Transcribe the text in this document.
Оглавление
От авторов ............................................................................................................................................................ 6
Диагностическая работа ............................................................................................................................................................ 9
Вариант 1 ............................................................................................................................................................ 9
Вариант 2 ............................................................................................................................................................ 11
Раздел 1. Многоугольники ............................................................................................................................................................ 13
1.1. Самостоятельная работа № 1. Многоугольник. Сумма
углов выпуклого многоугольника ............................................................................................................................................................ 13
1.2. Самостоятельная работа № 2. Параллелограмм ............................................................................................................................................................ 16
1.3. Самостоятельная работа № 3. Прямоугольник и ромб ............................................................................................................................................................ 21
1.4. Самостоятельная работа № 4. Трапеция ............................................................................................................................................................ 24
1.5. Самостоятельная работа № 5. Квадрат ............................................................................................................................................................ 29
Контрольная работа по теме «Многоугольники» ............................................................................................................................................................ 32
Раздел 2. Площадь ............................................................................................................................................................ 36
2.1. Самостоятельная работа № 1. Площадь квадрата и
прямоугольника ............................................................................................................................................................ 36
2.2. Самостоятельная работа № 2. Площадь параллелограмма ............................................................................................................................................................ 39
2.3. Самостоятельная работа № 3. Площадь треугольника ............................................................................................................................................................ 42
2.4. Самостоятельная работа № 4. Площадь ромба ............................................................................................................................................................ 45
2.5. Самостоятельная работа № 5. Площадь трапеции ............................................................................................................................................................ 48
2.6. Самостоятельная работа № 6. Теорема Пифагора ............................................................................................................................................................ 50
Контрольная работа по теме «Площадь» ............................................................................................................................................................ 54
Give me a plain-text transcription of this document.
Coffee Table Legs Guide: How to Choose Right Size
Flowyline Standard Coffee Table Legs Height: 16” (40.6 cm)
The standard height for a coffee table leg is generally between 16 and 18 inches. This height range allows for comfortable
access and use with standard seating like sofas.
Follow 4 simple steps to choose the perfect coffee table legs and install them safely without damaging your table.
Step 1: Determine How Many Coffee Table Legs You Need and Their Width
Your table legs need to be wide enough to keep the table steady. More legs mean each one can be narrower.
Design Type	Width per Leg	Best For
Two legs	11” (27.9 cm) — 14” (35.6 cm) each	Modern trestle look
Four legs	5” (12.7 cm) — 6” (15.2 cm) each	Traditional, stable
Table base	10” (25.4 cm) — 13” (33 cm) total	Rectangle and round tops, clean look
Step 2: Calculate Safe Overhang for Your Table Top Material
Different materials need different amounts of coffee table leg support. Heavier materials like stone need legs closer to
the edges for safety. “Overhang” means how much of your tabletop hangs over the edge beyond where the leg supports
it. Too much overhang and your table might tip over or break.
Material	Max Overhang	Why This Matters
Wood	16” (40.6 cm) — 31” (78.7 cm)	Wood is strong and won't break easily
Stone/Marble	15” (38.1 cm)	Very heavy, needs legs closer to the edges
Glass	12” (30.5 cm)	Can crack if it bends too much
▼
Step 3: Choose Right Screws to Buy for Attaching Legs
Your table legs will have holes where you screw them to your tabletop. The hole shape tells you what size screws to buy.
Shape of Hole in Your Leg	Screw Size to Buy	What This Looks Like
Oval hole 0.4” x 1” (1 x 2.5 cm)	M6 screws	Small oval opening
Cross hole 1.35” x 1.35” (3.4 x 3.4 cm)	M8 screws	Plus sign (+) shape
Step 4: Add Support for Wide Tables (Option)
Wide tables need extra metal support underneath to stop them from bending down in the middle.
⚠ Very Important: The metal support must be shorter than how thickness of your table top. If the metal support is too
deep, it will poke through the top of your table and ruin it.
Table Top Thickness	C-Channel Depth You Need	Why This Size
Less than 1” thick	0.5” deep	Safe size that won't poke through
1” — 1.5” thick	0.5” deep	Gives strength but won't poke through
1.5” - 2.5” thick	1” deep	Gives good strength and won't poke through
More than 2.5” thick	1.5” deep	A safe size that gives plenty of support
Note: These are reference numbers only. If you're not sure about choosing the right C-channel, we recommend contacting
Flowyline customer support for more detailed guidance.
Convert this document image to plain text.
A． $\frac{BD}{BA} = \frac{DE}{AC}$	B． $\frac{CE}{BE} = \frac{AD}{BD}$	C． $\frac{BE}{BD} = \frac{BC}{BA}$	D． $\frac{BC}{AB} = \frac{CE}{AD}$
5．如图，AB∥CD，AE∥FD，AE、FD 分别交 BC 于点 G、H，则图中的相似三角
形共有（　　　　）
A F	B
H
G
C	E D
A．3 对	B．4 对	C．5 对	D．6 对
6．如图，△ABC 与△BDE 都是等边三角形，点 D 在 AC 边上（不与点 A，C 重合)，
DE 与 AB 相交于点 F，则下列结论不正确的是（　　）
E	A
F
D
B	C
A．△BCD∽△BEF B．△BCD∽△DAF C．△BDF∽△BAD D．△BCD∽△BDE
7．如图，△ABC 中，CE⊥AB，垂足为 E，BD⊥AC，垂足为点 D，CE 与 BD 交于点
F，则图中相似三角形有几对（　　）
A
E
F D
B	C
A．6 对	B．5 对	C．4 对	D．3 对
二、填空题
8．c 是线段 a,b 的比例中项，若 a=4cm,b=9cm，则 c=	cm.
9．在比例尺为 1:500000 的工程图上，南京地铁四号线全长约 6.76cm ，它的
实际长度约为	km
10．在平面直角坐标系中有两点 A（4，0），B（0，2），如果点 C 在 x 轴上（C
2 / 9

┄┄┄┄┄┄┄┄┄┄

Do this: Take the line that contains "Convert this document image to plain text." and every line after it through the end of the listing above, and repeat them exactly.

Correct output:
Convert this document image to plain text.
A． $\frac{BD}{BA} = \frac{DE}{AC}$	B． $\frac{CE}{BE} = \frac{AD}{BD}$	C． $\frac{BE}{BD} = \frac{BC}{BA}$	D． $\frac{BC}{AB} = \frac{CE}{AD}$
5．如图，AB∥CD，AE∥FD，AE、FD 分别交 BC 于点 G、H，则图中的相似三角
形共有（　　　　）
A F	B
H
G
C	E D
A．3 对	B．4 对	C．5 对	D．6 对
6．如图，△ABC 与△BDE 都是等边三角形，点 D 在 AC 边上（不与点 A，C 重合)，
DE 与 AB 相交于点 F，则下列结论不正确的是（　　）
E	A
F
D
B	C
A．△BCD∽△BEF B．△BCD∽△DAF C．△BDF∽△BAD D．△BCD∽△BDE
7．如图，△ABC 中，CE⊥AB，垂足为 E，BD⊥AC，垂足为点 D，CE 与 BD 交于点
F，则图中相似三角形有几对（　　）
A
E
F D
B	C
A．6 对	B．5 对	C．4 对	D．3 对
二、填空题
8．c 是线段 a,b 的比例中项，若 a=4cm,b=9cm，则 c=	cm.
9．在比例尺为 1:500000 的工程图上，南京地铁四号线全长约 6.76cm ，它的
实际长度约为	km
10．在平面直角坐标系中有两点 A（4，0），B（0，2），如果点 C 在 x 轴上（C
2 / 9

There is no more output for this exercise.